:: TASK PROMPT ::
From the rows below, pull out each line that contains the word "goals".

:: GIVEN DATA ::
┌──

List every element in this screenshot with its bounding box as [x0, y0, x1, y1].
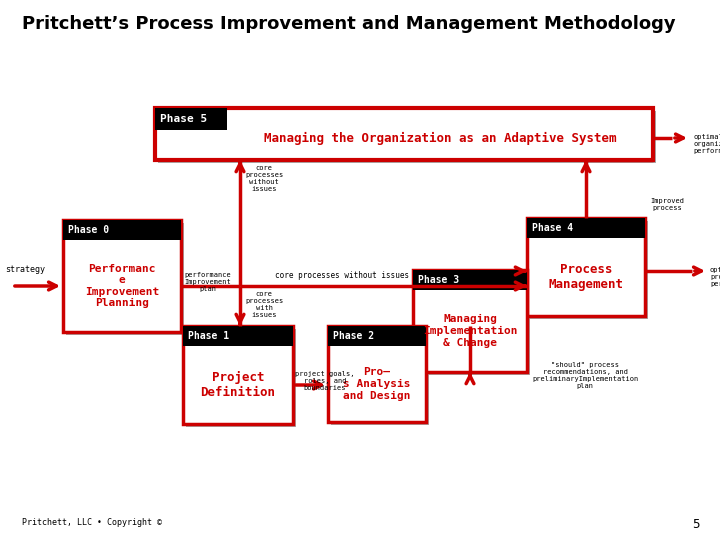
Text: Project
Definition: Project Definition	[200, 371, 276, 399]
Text: Phase 2: Phase 2	[333, 331, 374, 341]
Text: Pritchett’s Process Improvement and Management Methodology: Pritchett’s Process Improvement and Mana…	[22, 15, 675, 33]
Bar	[66, 223, 184, 335]
Text: Phase 4: Phase 4	[532, 223, 573, 233]
Text: Phase 5: Phase 5	[160, 114, 207, 124]
Bar	[155, 108, 227, 130]
Text: core
processes
with
issues: core processes with issues	[245, 291, 283, 318]
Bar	[413, 270, 527, 372]
Bar	[63, 220, 181, 240]
Bar	[413, 270, 527, 290]
Bar	[328, 326, 426, 422]
Text: optimal
process
performance: optimal process performance	[710, 267, 720, 287]
Bar	[527, 218, 645, 238]
Text: Performanc
e
Improvement
Planning: Performanc e Improvement Planning	[85, 264, 159, 308]
Text: Pro–
s Analysis
and Design: Pro– s Analysis and Design	[343, 367, 410, 401]
Bar	[527, 218, 645, 316]
Text: 5: 5	[693, 518, 700, 531]
Bar	[63, 220, 181, 332]
Bar	[186, 329, 296, 427]
Text: Phase 1: Phase 1	[188, 331, 229, 341]
Text: Managing
Implementation
& Change: Managing Implementation & Change	[423, 314, 517, 348]
Text: core
processes
without
issues: core processes without issues	[245, 165, 283, 192]
Text: Process
Management: Process Management	[549, 263, 624, 291]
Bar	[331, 329, 429, 425]
Bar	[183, 326, 293, 424]
Text: Phase 0: Phase 0	[68, 225, 109, 235]
Text: project goals,
roles, and
boundaries: project goals, roles, and boundaries	[295, 371, 354, 391]
Bar	[183, 326, 293, 346]
Text: core processes without issues: core processes without issues	[275, 271, 409, 280]
Bar	[328, 326, 426, 346]
Text: Improved
process: Improved process	[650, 198, 684, 211]
Text: performance
Improvement
plan: performance Improvement plan	[184, 272, 230, 292]
Bar	[416, 273, 530, 375]
Text: Pritchett, LLC • Copyright ©: Pritchett, LLC • Copyright ©	[22, 518, 162, 527]
Text: strategy: strategy	[5, 265, 45, 274]
Bar	[155, 108, 653, 160]
Text: Phase 3: Phase 3	[418, 275, 459, 285]
Text: Managing the Organization as an Adaptive System: Managing the Organization as an Adaptive…	[264, 131, 616, 145]
Bar	[530, 221, 648, 319]
Bar	[158, 111, 656, 163]
Text: optimal
organization
performance: optimal organization performance	[693, 134, 720, 154]
Text: "should" process
recommendations, and
preliminaryImplementation
plan: "should" process recommendations, and pr…	[532, 362, 638, 389]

└──

:: REPLY ::
Text: project goals,
boundaries: project goals, roles, and boundaries	[295, 371, 354, 391]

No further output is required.